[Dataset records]
#####

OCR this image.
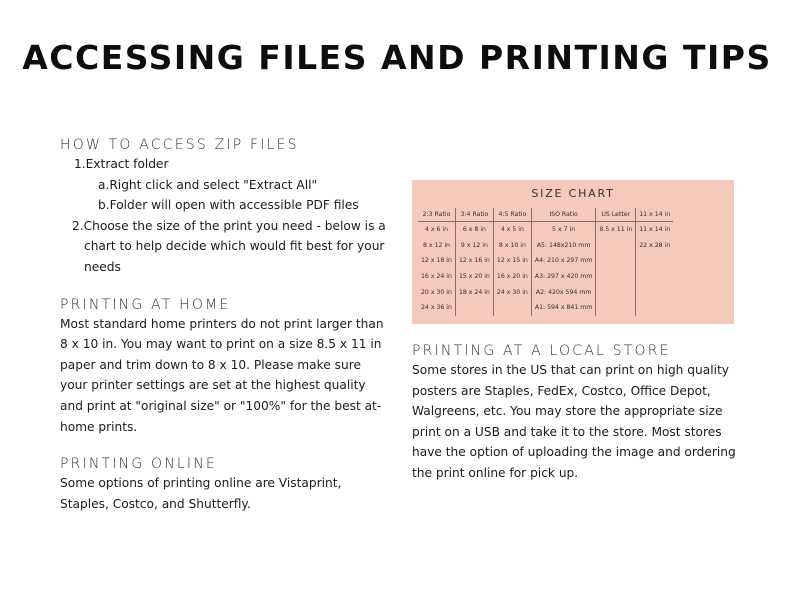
ACCESSING FILES AND PRINTING TIPS
HOW TO ACCESS ZIP FILES
1.Extract folder
a.Right click and select "Extract All"
b.Folder will open with accessible PDF files
2.Choose the size of the print you need - below is a chart to help decide which would fit best for your needs
PRINTING AT HOME
Most standard home printers do not print larger than 8 x 10 in. You may want to print on a size 8.5 x 11 in paper and trim down to 8 x 10. Please make sure your printer settings are set at the highest quality and print at "original size" or "100%" for the best at-home prints.
PRINTING ONLINE
Some options of printing online are Vistaprint, Staples, Costco, and Shutterfly.
SIZE CHART
2:3 Ratio	3:4 Ratio	4:5 Ratio	ISO Ratio	US Letter	11 x 14 in
4 x 6 in	6 x 8 in	4 x 5 in	5 x 7 in	8.5 x 11 in	11 x 14 in
8 x 12 in	9 x 12 in	8 x 10 in	A5: 148x210 mm		22 x 28 in
12 x 18 in	12 x 16 in	12 x 15 in	A4: 210 x 297 mm		
16 x 24 in	15 x 20 in	16 x 20 in	A3: 297 x 420 mm		
20 x 30 in	18 x 24 in	24 x 30 in	A2: 420x 594 mm		
24 x 36 in			A1: 594 x 841 mm		
PRINTING AT A LOCAL STORE
Some stores in the US that can print on high quality posters are Staples, FedEx, Costco, Office Depot, Walgreens, etc. You may store the appropriate size print on a USB and take it to the store. Most stores have the option of uploading the image and ordering the print online for pick up.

#####

**What you need to do:**
Read the data above. Pull out each line in which the string "image" appears.

**Response below:**
OCR this image.
Some stores in the US that can print on high quality posters are Staples, FedEx, Costco, Office Depot, Walgreens, etc. You may store the appropriate size print on a USB and take it to the store. Most stores have the option of uploading the image and ordering the print online for pick up.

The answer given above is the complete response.